## What this task involves
Please output the records below in full, exactly as given, but without the images.

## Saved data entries
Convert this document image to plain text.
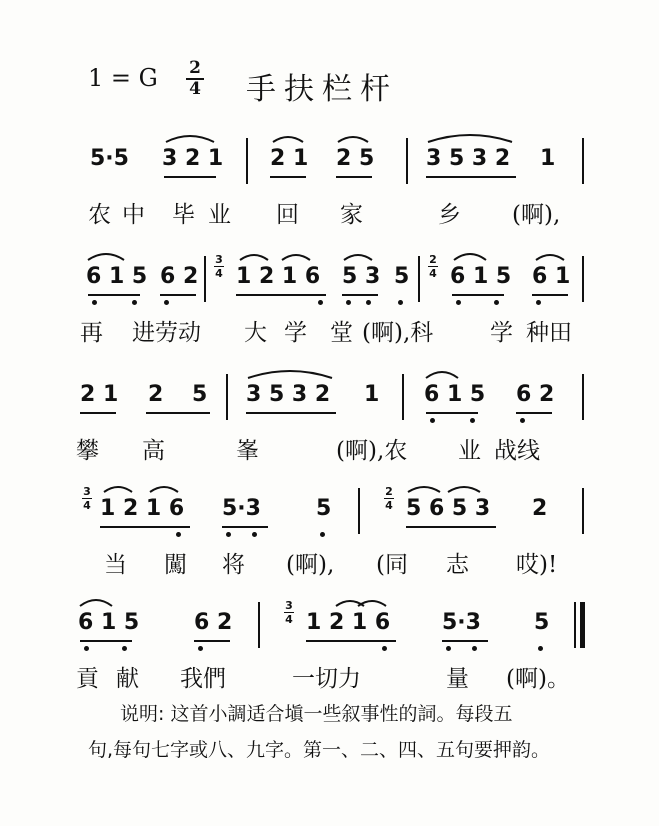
1 = G 2
4 手扶栏杆
5·5 3 2 1 2 1 2 5 3 5 3 2 1
农 中 毕 业 回 家	乡 (啊),
6 1 5 6 2
3
4 1 2 1 6 5 3 5
2
4 6 1 5 6 1
再 进劳动 大 学 堂 (啊),科 学 种田
2 1 2 5 3 5 3 2 1 6 1 5 6 2
攀 高	峯	(啊),农 业 战线
3
4 1 2 1 6 5·3	5
2
4 5 6 5 3 2
当 闖 将 (啊), (同 志 哎)!
6 1 5 6 2
3
4 1 2 1 6 5·3 5
貢 献 我們	一切力	量 (啊)。

说明: 这首小調适合塡一些叙事性的詞。每段五

句,每句七字或八、九字。第一、二、四、五句要押韵。
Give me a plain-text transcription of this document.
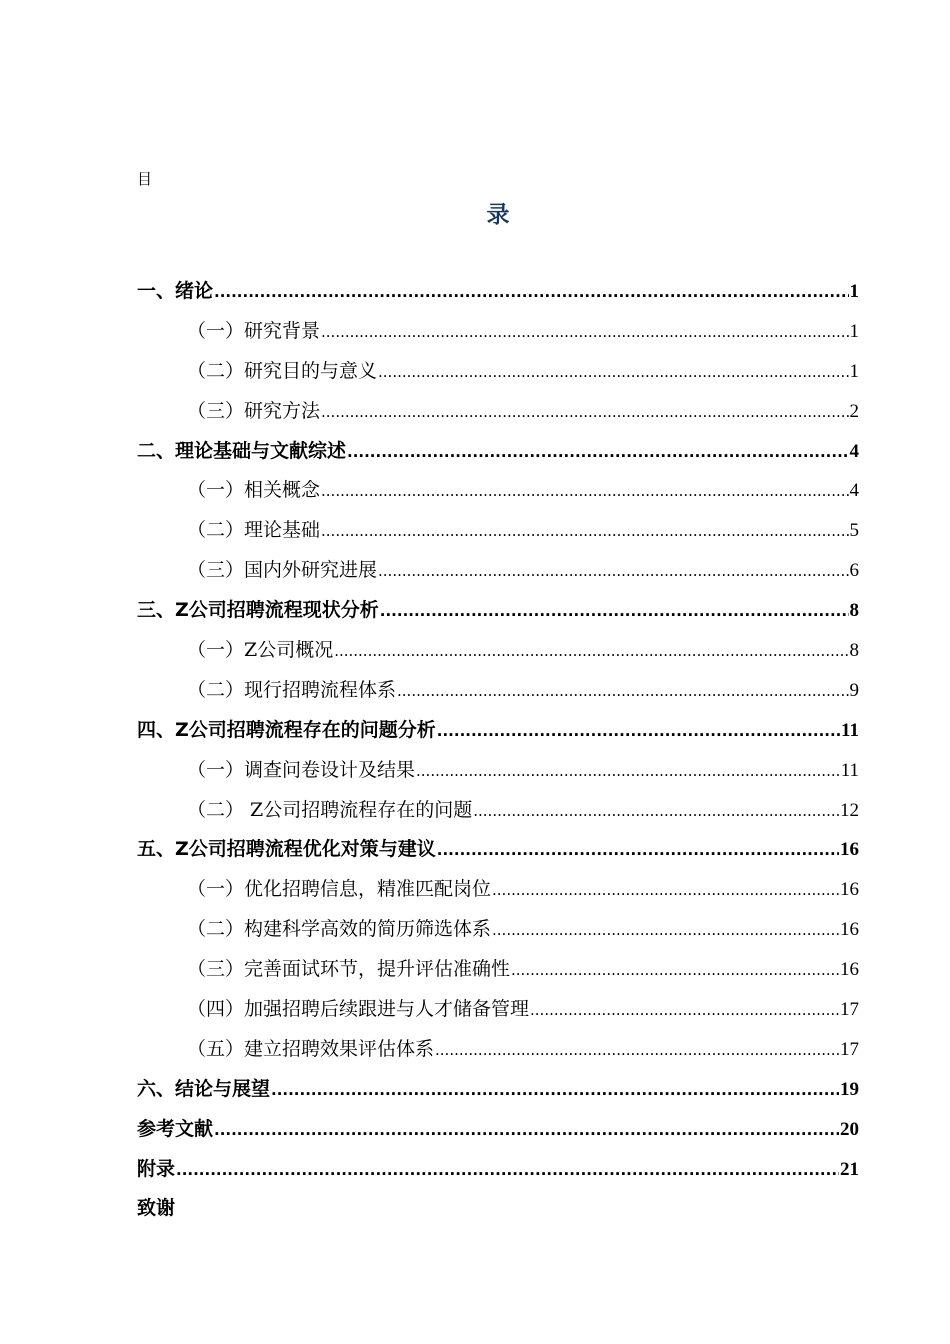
目
录
一、绪论 .....	1
（一）研究背景 .....	1
（二）研究目的与意义 .....	1
（三）研究方法 .....	2
二、理论基础与文献综述 .....	4
（一）相关概念 .....	4
（二）理论基础 .....	5
（三）国内外研究进展 .....	6
三、Z公司招聘流程现状分析 .....	8
（一）Z公司概况 .....	8
（二）现行招聘流程体系 .....	9
四、Z公司招聘流程存在的问题分析 .....	11
（一）调查问卷设计及结果 .....	11
（二） Z公司招聘流程存在的问题 .....	12
五、Z公司招聘流程优化对策与建议 .....	16
（一）优化招聘信息，精准匹配岗位 .....	16
（二）构建科学高效的简历筛选体系 .....	16
（三）完善面试环节，提升评估准确性 .....	16
（四）加强招聘后续跟进与人才储备管理 .....	17
（五）建立招聘效果评估体系 .....	17
六、结论与展望 .....	19
参考文献 .....	20
附录 .....	21
致谢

## Complete answer
Convert this document image to plain text.
1 = G 2
4 手扶栏杆
5·5 3 2 1 2 1 2 5 3 5 3 2 1
农 中 毕 业 回 家	乡 (啊),
6 1 5 6 2
3
4 1 2 1 6 5 3 5
2
4 6 1 5 6 1
再 进劳动 大 学 堂 (啊),科 学 种田
2 1 2 5 3 5 3 2 1 6 1 5 6 2
攀 高	峯	(啊),农 业 战线
3
4 1 2 1 6 5·3	5
2
4 5 6 5 3 2
当 闖 将 (啊), (同 志 哎)!
6 1 5 6 2
3
4 1 2 1 6 5·3 5
貢 献 我們	一切力	量 (啊)。

说明: 这首小調适合塡一些叙事性的詞。每段五

句,每句七字或八、九字。第一、二、四、五句要押韵。
Give me a plain-text transcription of this document.
目
录
一、绪论 .....	1
（一）研究背景 .....	1
（二）研究目的与意义 .....	1
（三）研究方法 .....	2
二、理论基础与文献综述 .....	4
（一）相关概念 .....	4
（二）理论基础 .....	5
（三）国内外研究进展 .....	6
三、Z公司招聘流程现状分析 .....	8
（一）Z公司概况 .....	8
（二）现行招聘流程体系 .....	9
四、Z公司招聘流程存在的问题分析 .....	11
（一）调查问卷设计及结果 .....	11
（二） Z公司招聘流程存在的问题 .....	12
五、Z公司招聘流程优化对策与建议 .....	16
（一）优化招聘信息，精准匹配岗位 .....	16
（二）构建科学高效的简历筛选体系 .....	16
（三）完善面试环节，提升评估准确性 .....	16
（四）加强招聘后续跟进与人才储备管理 .....	17
（五）建立招聘效果评估体系 .....	17
六、结论与展望 .....	19
参考文献 .....	20
附录 .....	21
致谢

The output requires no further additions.